YOUR INSTRUCTIONS: Repeat the material in full. Keep every line exactly as it is.

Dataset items
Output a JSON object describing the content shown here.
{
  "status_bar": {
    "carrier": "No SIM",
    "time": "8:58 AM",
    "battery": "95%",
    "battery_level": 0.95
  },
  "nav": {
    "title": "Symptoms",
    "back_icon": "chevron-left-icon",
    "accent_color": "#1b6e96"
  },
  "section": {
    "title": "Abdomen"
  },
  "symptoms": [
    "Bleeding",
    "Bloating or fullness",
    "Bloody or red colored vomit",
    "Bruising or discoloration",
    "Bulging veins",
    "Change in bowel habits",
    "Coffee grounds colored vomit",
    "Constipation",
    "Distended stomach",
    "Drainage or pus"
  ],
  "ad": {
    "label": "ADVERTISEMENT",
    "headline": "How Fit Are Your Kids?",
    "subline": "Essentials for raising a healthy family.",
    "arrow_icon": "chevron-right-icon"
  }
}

SOLUTION TO THIS PROBLEM:
Output a JSON object describing the content shown here.
{
  "status_bar": {
    "carrier": "No SIM",
    "time": "8:58 AM",
    "battery": "95%",
    "battery_level": 0.95
  },
  "nav": {
    "title": "Symptoms",
    "back_icon": "chevron-left-icon",
    "accent_color": "#1b6e96"
  },
  "section": {
    "title": "Abdomen"
  },
  "symptoms": [
    "Bleeding",
    "Bloating or fullness",
    "Bloody or red colored vomit",
    "Bruising or discoloration",
    "Bulging veins",
    "Change in bowel habits",
    "Coffee grounds colored vomit",
    "Constipation",
    "Distended stomach",
    "Drainage or pus"
  ],
  "ad": {
    "label": "ADVERTISEMENT",
    "headline": "How Fit Are Your Kids?",
    "subline": "Essentials for raising a healthy family.",
    "arrow_icon": "chevron-right-icon"
  }
}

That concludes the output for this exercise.